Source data

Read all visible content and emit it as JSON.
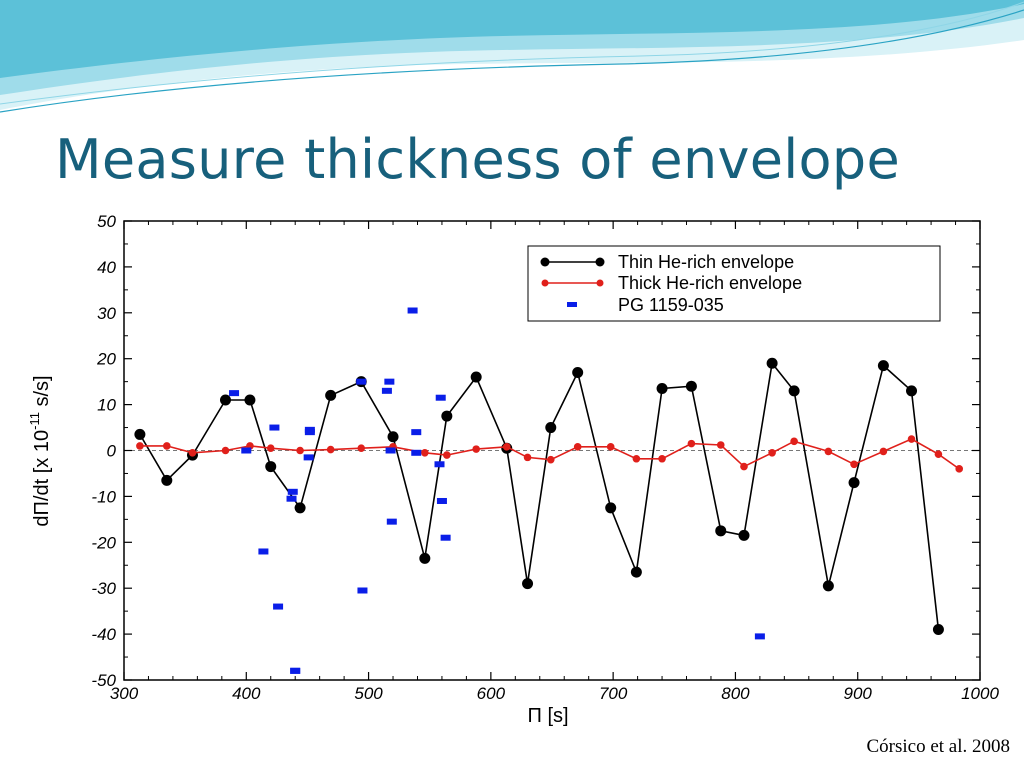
{
  "slide": {
    "title": "Measure thickness of envelope",
    "citation": "Córsico et al. 2008",
    "colors": {
      "title": "#17607c",
      "wave_light": "#bfe9f2",
      "wave_mid": "#7fd0e3",
      "wave_dark": "#3ab3cf"
    }
  },
  "chart_data": {
    "type": "scatter",
    "title": "",
    "xlabel": "Π [s]",
    "ylabel": "dΠ/dt [x 10^-11 s/s]",
    "ylabel_parts": {
      "main": "dΠ/dt [x 10",
      "exp": "-11",
      "unit": " s/s]"
    },
    "xlim": [
      300,
      1000
    ],
    "ylim": [
      -50,
      50
    ],
    "xticks": [
      300,
      400,
      500,
      600,
      700,
      800,
      900,
      1000
    ],
    "yticks": [
      -50,
      -40,
      -30,
      -20,
      -10,
      0,
      10,
      20,
      30,
      40,
      50
    ],
    "zero_line": "dashed",
    "grid": false,
    "legend_position": "top-right",
    "series": [
      {
        "name": "Thin He-rich envelope",
        "style": "line-markers",
        "color": "#000000",
        "x": [
          313,
          335,
          356,
          383,
          403,
          420,
          444,
          469,
          494,
          520,
          546,
          564,
          588,
          613,
          630,
          649,
          671,
          698,
          719,
          740,
          764,
          788,
          807,
          830,
          848,
          876,
          897,
          921,
          944,
          966
        ],
        "y": [
          3.5,
          -6.5,
          -1,
          11,
          11,
          -3.5,
          -12.5,
          12,
          15,
          3,
          -23.5,
          7.5,
          16,
          0.5,
          -29,
          5,
          17,
          -12.5,
          -26.5,
          13.5,
          14,
          -17.5,
          -18.5,
          19,
          13,
          -29.5,
          -7,
          18.5,
          13,
          -39
        ]
      },
      {
        "name": "Thick He-rich envelope",
        "style": "line-markers",
        "color": "#e0201b",
        "x": [
          313,
          335,
          356,
          383,
          403,
          420,
          444,
          469,
          494,
          520,
          546,
          564,
          588,
          613,
          630,
          649,
          671,
          698,
          719,
          740,
          764,
          788,
          807,
          830,
          848,
          876,
          897,
          921,
          944,
          966,
          983
        ],
        "y": [
          1,
          1,
          -0.5,
          0,
          1,
          0.5,
          0,
          0.2,
          0.5,
          0.8,
          -0.5,
          -1,
          0.3,
          0.8,
          -1.5,
          -2,
          0.8,
          0.8,
          -1.8,
          -1.8,
          1.5,
          1.2,
          -3.5,
          -0.5,
          2,
          -0.2,
          -3,
          -0.2,
          2.5,
          -0.8,
          -4
        ]
      },
      {
        "name": "PG 1159-035",
        "style": "markers",
        "color": "#0a1ee8",
        "x": [
          390,
          400,
          414,
          423,
          426,
          437,
          438,
          440,
          452,
          451,
          452,
          494,
          495,
          515,
          517,
          518,
          519,
          536,
          539,
          539,
          558,
          560,
          559,
          563,
          820,
          440
        ],
        "y": [
          12.5,
          0,
          -22,
          5,
          -34,
          -10.5,
          -9,
          -48,
          4.5,
          -1.5,
          4,
          15,
          -30.5,
          13,
          15,
          0,
          -15.5,
          30.5,
          -0.5,
          4,
          -3,
          -11,
          11.5,
          -19,
          -40.5,
          -48
        ]
      }
    ]
  }
}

_Task brief_.
Are you able to set down all the lines above exactly, without any pictures?

_Written solution_.
Read all visible content and emit it as JSON.
{
  "slide": {
    "title": "Measure thickness of envelope",
    "citation": "Córsico et al. 2008",
    "colors": {
      "title": "#17607c",
      "wave_light": "#bfe9f2",
      "wave_mid": "#7fd0e3",
      "wave_dark": "#3ab3cf"
    }
  },
  "chart_data": {
    "type": "scatter",
    "title": "",
    "xlabel": "Π [s]",
    "ylabel": "dΠ/dt [x 10^-11 s/s]",
    "ylabel_parts": {
      "main": "dΠ/dt [x 10",
      "exp": "-11",
      "unit": " s/s]"
    },
    "xlim": [
      300,
      1000
    ],
    "ylim": [
      -50,
      50
    ],
    "xticks": [
      300,
      400,
      500,
      600,
      700,
      800,
      900,
      1000
    ],
    "yticks": [
      -50,
      -40,
      -30,
      -20,
      -10,
      0,
      10,
      20,
      30,
      40,
      50
    ],
    "zero_line": "dashed",
    "grid": false,
    "legend_position": "top-right",
    "series": [
      {
        "name": "Thin He-rich envelope",
        "style": "line-markers",
        "color": "#000000",
        "x": [
          313,
          335,
          356,
          383,
          403,
          420,
          444,
          469,
          494,
          520,
          546,
          564,
          588,
          613,
          630,
          649,
          671,
          698,
          719,
          740,
          764,
          788,
          807,
          830,
          848,
          876,
          897,
          921,
          944,
          966
        ],
        "y": [
          3.5,
          -6.5,
          -1,
          11,
          11,
          -3.5,
          -12.5,
          12,
          15,
          3,
          -23.5,
          7.5,
          16,
          0.5,
          -29,
          5,
          17,
          -12.5,
          -26.5,
          13.5,
          14,
          -17.5,
          -18.5,
          19,
          13,
          -29.5,
          -7,
          18.5,
          13,
          -39
        ]
      },
      {
        "name": "Thick He-rich envelope",
        "style": "line-markers",
        "color": "#e0201b",
        "x": [
          313,
          335,
          356,
          383,
          403,
          420,
          444,
          469,
          494,
          520,
          546,
          564,
          588,
          613,
          630,
          649,
          671,
          698,
          719,
          740,
          764,
          788,
          807,
          830,
          848,
          876,
          897,
          921,
          944,
          966,
          983
        ],
        "y": [
          1,
          1,
          -0.5,
          0,
          1,
          0.5,
          0,
          0.2,
          0.5,
          0.8,
          -0.5,
          -1,
          0.3,
          0.8,
          -1.5,
          -2,
          0.8,
          0.8,
          -1.8,
          -1.8,
          1.5,
          1.2,
          -3.5,
          -0.5,
          2,
          -0.2,
          -3,
          -0.2,
          2.5,
          -0.8,
          -4
        ]
      },
      {
        "name": "PG 1159-035",
        "style": "markers",
        "color": "#0a1ee8",
        "x": [
          390,
          400,
          414,
          423,
          426,
          437,
          438,
          440,
          452,
          451,
          452,
          494,
          495,
          515,
          517,
          518,
          519,
          536,
          539,
          539,
          558,
          560,
          559,
          563,
          820,
          440
        ],
        "y": [
          12.5,
          0,
          -22,
          5,
          -34,
          -10.5,
          -9,
          -48,
          4.5,
          -1.5,
          4,
          15,
          -30.5,
          13,
          15,
          0,
          -15.5,
          30.5,
          -0.5,
          4,
          -3,
          -11,
          11.5,
          -19,
          -40.5,
          -48
        ]
      }
    ]
  }
}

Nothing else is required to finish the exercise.